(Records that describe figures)

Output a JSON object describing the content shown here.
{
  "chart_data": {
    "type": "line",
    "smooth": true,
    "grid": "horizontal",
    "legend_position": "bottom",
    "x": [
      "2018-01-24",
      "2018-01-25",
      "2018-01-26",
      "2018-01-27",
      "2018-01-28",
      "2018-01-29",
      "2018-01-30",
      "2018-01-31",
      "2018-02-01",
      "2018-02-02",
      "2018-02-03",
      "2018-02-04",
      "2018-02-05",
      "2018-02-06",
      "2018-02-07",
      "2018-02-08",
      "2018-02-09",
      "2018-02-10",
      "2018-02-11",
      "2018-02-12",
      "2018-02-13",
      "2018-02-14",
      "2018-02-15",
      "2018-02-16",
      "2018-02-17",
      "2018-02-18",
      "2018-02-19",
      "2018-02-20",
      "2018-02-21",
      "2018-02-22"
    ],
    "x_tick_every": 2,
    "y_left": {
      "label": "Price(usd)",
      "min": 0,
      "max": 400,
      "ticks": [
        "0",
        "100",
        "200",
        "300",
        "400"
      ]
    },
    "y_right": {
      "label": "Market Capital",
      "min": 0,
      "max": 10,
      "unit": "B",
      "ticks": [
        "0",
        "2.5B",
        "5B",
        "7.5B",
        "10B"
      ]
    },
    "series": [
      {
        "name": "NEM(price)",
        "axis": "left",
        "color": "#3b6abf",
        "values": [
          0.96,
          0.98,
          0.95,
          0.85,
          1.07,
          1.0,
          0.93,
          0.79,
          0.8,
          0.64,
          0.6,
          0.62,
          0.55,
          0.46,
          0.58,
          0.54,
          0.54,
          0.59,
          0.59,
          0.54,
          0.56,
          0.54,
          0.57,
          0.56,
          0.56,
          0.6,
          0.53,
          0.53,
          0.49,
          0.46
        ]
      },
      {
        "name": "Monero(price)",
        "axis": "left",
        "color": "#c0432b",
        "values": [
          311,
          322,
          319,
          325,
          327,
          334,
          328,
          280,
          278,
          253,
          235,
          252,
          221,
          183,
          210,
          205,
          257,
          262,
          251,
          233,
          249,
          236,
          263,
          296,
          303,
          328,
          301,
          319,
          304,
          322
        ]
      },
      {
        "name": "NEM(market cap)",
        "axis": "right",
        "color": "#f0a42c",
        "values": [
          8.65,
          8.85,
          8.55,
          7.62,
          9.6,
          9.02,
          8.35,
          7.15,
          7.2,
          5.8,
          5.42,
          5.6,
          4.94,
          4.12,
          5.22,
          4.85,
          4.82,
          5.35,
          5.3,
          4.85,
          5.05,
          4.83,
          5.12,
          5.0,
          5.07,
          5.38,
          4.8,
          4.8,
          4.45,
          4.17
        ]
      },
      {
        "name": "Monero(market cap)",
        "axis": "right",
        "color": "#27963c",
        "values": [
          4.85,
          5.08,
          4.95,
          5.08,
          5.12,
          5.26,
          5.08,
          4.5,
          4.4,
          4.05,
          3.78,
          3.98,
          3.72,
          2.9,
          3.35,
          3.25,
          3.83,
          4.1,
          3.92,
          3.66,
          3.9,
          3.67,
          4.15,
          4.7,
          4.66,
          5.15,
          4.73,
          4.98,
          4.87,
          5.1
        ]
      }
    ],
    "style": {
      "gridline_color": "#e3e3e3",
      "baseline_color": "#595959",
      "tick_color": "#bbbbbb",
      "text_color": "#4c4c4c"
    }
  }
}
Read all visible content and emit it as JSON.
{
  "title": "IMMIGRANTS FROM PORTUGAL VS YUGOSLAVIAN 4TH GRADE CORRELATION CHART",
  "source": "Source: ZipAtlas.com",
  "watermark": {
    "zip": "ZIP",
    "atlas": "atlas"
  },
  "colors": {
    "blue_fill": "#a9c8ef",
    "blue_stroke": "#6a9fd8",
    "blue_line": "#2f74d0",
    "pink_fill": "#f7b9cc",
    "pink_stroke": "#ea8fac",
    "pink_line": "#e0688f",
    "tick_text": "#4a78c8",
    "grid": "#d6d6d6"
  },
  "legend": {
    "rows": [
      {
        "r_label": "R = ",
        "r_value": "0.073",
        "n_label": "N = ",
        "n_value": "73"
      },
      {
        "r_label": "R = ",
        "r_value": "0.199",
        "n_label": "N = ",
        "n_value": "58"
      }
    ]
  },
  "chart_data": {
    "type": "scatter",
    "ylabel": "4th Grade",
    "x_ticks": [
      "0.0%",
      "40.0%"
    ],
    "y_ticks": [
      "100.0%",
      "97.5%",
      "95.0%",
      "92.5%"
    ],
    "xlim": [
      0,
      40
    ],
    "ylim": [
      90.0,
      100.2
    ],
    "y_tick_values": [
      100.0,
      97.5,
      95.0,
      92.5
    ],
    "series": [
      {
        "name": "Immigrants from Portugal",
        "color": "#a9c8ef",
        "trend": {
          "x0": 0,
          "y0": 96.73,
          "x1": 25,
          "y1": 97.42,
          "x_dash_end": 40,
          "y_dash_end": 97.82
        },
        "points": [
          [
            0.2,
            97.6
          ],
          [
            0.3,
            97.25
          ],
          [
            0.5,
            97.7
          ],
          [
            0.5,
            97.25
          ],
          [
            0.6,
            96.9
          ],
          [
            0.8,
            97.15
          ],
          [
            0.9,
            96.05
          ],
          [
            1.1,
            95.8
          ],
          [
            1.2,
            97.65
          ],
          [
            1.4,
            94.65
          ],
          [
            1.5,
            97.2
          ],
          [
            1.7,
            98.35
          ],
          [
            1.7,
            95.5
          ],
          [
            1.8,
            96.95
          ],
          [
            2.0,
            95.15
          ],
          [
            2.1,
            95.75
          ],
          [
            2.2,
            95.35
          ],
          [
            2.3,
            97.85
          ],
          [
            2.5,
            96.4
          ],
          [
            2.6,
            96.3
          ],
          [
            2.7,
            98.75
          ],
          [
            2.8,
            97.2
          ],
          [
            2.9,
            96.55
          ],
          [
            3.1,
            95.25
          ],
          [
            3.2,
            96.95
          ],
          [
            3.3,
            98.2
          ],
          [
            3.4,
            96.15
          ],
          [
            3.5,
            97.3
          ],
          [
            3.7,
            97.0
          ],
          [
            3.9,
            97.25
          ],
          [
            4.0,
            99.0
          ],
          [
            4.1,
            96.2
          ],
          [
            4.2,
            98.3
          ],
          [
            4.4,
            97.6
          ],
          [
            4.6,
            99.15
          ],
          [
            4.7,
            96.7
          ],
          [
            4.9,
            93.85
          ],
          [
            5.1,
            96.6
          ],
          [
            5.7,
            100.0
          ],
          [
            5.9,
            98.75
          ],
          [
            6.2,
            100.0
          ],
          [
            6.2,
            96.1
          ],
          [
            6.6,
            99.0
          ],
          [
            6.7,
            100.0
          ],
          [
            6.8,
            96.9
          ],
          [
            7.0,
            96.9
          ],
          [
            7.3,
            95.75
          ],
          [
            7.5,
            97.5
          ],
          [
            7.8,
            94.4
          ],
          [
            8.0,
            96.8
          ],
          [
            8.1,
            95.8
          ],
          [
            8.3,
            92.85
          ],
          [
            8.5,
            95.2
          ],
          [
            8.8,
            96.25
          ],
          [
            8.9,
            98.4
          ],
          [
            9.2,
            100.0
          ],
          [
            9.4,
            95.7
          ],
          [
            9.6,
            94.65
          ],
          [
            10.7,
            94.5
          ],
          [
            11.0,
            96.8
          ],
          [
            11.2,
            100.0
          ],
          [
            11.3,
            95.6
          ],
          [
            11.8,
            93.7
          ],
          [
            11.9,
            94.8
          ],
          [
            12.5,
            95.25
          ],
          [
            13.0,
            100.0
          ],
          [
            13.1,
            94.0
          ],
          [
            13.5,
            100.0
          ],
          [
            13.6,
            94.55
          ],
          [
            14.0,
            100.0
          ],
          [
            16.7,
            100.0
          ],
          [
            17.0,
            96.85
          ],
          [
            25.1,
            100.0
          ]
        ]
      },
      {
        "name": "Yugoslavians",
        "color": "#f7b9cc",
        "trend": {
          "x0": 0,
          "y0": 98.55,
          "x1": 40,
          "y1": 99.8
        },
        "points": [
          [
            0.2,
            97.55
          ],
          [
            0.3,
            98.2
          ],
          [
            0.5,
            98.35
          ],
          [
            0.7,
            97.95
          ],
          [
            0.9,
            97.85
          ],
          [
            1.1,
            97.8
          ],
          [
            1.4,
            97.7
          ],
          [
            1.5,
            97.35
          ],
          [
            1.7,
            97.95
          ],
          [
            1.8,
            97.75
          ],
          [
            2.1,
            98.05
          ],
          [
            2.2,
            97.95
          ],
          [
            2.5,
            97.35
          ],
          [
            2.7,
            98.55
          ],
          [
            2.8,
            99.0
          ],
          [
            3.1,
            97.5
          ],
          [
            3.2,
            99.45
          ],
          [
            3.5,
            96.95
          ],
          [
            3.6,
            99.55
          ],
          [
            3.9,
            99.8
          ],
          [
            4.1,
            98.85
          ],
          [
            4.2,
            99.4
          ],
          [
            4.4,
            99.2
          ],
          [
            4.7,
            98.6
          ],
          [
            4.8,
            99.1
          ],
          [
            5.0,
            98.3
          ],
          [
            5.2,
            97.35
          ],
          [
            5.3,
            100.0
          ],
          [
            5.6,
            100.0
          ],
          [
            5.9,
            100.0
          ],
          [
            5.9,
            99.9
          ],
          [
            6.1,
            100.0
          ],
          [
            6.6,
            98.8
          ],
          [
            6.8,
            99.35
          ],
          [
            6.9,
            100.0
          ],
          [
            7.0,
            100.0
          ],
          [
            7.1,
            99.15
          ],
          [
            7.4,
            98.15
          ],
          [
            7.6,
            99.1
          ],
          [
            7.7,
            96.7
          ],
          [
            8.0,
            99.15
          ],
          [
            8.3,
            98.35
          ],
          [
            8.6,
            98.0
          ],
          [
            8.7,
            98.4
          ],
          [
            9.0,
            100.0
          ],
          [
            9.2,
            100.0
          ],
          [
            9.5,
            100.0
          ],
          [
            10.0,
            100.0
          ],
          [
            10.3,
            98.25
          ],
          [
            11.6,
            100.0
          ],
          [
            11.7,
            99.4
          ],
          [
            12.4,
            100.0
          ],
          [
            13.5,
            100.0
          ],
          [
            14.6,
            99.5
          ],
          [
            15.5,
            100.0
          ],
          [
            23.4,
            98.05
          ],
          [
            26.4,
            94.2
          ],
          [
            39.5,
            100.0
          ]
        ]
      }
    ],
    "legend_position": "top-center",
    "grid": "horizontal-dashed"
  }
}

▶ EXERCISE DIRECTIONS
Copy every line from the records above that contains the word "name".

▶ EXPECTED OUTPUT
        "name": "NEM(price)",
        "name": "Monero(price)",
        "name": "NEM(market cap)",
        "name": "Monero(market cap)",
        "name": "Immigrants from Portugal",
        "name": "Yugoslavians",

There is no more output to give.